> **CONSEGNE**
1. Secondo il testo citato, quanti individui possiedono la ricchezza di 3,8 miliardi di persone sulla Terra?
2. Riporta fedelmente il brano del testo citato che inizia con "(A tal proposito" e termina con "inginocchiarsi di servi.".

> **TESTO CITATO**
Manifestazione dei lavoratori GKN ieri a Firenze.

Manifestazione dei lavoratori GKN ieri a Firenze.

40.000 cittadini scesi in piazza sono una prima, importante vittoria, un passo avanti nella lotta contro l’ingiustizia sociale naturalizzata dai padroni, che pretendono di rendere naturale la loro esistenza, il dominio del capitale privato.

Il fatto che 26 individui posseggono la ricchezza di 3,8 miliardi di persone sulla Terra chiarisce la questione.

I padroni sono dei grandissimi ladri che si arricchiscono enormemente protetti dalla legge, che è quella loro.
(A tal proposito vi mettiamo un link, difficile ma se lo vorrete forse utile https://ilmanifesto.it/gkn-il-lavoro-ostaggio-del…/ )

40 anni fa 40.000 lavoratori servi del padrone marciarono per proporre la loro sudditanza, il loro inginocchiarsi di servi.
Ieri 40.000 lavoratori a Firenze hanno riscattato in una azione consapevole quell’ infame manifestazione.

Le voci del padrone mentono spudoratamente sui numeri.
Sono consapevoli e tentano di sminuire il significato sociale, culturale, politico e ideale di questa manifestazione insubordinata.
Lavoratrici e lavoratori, cittadini uniti che hanno detto SIGNOR NO.

Ci permettono di dire che questo è un signor no significativo e socialmente ricco di possibilità di lotte, di prospettiva critica e ribelle all’attacco al lavoro salariato e alle condizioni di vita di chi sta in basso, delle masse salariate.

Insorgiamo!
Lavoratori, sfruttati di ogni categoria, disoccupati, studenti, pensionati bastonati uniamoci. Su la testa!

2 Comments

  1. Sono d’accordo! Si tratta di una nemesi storica! Ed è fonte di gioia per me. 40.000 lavoratori e lavoratrici hanno detto SignorNO dopo anni di lotta di classe perpetrata dall’alto verso il basso, a cui quei precedenti 40.000 servitori del capitale hanno avuto l’ingenuità di pensare di sottrarsi.
    La lotta di classe è due cose ad un tempo: quella di chi non è soddisfatto della propria o altrui posizione presente e del futuro che gli appare, e quella di chi ne è soddisfatto e la difende.
    L’8 settembre del 1980 la Fiat annunciò la cassa integrazione per 24.000 operai per 15 mesi, alla fine dei quali solo la metà sarebbero ritornati al loro posto di lavoro.

> **RACCOLTA DI VOCI**

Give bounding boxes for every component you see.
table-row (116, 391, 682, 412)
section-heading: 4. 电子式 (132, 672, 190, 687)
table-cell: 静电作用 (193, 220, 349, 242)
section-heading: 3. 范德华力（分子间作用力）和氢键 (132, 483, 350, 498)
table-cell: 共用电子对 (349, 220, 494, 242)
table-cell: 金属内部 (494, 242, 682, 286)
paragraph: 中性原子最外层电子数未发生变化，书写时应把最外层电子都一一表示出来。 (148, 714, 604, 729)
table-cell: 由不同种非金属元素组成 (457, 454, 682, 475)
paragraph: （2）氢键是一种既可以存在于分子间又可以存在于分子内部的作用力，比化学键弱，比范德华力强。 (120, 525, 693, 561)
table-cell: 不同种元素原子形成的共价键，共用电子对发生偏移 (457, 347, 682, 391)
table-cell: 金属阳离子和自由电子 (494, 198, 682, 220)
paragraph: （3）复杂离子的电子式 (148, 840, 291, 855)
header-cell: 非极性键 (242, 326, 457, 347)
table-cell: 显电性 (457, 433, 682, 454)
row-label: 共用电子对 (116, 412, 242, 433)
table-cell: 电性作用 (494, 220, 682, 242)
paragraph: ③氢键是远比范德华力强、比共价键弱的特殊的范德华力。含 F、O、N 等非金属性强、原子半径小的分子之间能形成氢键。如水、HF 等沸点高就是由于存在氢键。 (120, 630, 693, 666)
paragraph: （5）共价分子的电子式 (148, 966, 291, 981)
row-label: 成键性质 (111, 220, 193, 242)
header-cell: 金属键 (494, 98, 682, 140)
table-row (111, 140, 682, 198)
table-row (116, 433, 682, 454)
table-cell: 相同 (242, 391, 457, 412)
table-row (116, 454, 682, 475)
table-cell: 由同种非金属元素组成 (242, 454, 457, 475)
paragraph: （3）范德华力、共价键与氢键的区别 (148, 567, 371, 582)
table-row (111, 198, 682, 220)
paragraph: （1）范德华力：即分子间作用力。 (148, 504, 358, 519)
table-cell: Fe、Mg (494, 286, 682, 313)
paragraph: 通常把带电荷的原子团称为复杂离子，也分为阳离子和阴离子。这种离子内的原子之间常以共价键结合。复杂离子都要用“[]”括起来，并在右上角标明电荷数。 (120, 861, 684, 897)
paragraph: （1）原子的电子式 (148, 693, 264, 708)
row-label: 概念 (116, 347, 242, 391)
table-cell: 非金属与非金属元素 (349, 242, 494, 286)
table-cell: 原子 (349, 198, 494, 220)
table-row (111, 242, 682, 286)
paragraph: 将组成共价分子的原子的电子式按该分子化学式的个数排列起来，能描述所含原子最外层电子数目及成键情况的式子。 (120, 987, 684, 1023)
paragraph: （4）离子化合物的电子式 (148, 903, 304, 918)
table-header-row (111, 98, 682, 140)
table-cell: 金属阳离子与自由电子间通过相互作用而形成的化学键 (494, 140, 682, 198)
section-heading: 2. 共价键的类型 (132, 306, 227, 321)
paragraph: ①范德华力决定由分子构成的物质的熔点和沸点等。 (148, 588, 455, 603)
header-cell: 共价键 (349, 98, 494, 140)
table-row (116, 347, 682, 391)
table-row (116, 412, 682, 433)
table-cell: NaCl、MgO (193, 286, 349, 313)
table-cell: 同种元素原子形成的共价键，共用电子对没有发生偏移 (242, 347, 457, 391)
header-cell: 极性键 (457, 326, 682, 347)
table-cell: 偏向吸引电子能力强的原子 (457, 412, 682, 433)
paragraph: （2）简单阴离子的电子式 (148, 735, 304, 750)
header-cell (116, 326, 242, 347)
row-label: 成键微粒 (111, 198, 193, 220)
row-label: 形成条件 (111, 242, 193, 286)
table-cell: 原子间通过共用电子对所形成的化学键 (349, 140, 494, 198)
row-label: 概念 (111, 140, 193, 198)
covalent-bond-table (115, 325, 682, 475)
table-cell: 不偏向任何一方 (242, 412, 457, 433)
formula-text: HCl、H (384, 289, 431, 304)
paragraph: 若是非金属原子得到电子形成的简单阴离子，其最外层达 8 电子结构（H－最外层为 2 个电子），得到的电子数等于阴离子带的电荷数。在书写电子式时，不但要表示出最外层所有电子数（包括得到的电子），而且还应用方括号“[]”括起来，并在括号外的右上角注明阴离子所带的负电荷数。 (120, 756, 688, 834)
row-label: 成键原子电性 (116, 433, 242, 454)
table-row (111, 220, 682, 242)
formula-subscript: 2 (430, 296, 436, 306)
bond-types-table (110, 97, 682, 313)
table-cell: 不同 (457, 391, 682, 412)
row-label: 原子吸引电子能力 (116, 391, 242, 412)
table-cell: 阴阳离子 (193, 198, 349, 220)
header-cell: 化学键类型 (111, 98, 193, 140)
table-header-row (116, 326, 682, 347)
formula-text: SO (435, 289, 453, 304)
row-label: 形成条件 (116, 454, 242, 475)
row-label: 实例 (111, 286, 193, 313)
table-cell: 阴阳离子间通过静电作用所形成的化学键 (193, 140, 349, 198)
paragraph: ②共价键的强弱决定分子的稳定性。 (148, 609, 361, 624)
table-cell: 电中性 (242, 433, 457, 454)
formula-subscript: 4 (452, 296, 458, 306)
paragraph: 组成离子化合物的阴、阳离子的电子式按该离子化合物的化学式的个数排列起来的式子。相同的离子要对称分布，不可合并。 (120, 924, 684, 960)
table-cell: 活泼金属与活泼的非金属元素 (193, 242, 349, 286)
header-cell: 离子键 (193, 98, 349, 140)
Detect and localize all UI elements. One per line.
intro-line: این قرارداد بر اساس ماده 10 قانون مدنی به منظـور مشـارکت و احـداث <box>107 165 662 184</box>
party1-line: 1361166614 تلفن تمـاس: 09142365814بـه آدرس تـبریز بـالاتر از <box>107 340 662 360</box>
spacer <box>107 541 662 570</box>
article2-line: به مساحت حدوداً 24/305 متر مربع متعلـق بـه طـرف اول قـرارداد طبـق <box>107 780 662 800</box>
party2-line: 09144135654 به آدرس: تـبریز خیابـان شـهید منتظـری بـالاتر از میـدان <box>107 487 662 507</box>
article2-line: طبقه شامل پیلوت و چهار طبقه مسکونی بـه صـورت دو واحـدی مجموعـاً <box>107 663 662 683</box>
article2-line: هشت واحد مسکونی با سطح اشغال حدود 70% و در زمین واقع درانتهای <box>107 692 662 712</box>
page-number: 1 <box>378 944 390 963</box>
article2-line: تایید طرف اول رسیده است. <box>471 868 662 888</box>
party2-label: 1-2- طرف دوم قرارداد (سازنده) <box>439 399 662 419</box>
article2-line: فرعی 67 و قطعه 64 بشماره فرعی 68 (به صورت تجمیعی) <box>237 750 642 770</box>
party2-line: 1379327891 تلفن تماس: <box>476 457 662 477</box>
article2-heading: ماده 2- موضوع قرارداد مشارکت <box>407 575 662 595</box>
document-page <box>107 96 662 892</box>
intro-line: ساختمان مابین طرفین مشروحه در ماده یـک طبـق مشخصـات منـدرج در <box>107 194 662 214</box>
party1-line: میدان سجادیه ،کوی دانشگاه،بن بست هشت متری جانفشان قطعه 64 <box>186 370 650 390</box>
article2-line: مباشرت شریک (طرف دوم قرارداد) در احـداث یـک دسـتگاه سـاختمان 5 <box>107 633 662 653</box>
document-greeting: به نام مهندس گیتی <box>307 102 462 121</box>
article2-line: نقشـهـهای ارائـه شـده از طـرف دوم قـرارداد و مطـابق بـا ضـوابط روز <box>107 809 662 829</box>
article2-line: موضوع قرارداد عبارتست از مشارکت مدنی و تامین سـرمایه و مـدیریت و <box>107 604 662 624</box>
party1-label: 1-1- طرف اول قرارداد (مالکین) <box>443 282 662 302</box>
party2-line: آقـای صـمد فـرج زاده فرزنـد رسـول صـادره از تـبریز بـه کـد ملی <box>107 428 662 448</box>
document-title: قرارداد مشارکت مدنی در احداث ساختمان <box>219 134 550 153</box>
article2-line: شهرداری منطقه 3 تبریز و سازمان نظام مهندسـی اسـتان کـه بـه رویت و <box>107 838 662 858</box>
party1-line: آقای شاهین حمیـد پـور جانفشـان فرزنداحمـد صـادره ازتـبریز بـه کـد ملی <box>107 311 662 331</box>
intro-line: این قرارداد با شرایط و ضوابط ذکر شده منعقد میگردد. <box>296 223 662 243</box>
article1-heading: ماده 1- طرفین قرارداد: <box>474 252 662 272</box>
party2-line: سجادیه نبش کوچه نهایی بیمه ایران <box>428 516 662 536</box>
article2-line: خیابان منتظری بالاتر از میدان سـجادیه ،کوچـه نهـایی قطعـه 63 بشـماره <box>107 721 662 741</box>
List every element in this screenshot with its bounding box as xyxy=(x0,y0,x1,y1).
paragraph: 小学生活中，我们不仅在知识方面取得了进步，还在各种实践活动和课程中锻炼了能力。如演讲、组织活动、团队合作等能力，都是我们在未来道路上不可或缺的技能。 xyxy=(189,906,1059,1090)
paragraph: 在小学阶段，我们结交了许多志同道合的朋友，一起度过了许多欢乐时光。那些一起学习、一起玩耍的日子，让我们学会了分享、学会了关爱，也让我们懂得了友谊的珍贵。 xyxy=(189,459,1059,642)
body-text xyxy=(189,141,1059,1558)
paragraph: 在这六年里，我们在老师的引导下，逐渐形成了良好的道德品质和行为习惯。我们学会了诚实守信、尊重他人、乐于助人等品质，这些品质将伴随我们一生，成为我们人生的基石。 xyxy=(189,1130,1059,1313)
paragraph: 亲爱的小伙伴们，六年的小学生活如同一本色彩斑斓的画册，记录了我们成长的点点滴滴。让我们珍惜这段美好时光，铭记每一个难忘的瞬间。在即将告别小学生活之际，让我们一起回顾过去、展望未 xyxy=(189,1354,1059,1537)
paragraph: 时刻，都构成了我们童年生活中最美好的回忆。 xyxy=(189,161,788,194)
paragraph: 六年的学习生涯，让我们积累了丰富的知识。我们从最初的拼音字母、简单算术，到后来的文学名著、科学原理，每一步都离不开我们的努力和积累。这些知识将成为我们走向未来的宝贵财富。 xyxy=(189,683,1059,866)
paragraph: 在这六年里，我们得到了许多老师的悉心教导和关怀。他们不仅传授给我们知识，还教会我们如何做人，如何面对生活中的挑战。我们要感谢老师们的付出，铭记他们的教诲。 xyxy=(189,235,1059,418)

> **LE RISPOSTE**
1. 26 individui.

2.
(A tal proposito vi mettiamo un link, difficile ma se lo vorrete forse utile https://ilmanifesto.it/gkn-il-lavoro-ostaggio-del…/ )

40 anni fa 40.000 lavoratori servi del padrone marciarono per proporre la loro sudditanza, il loro inginocchiarsi di servi.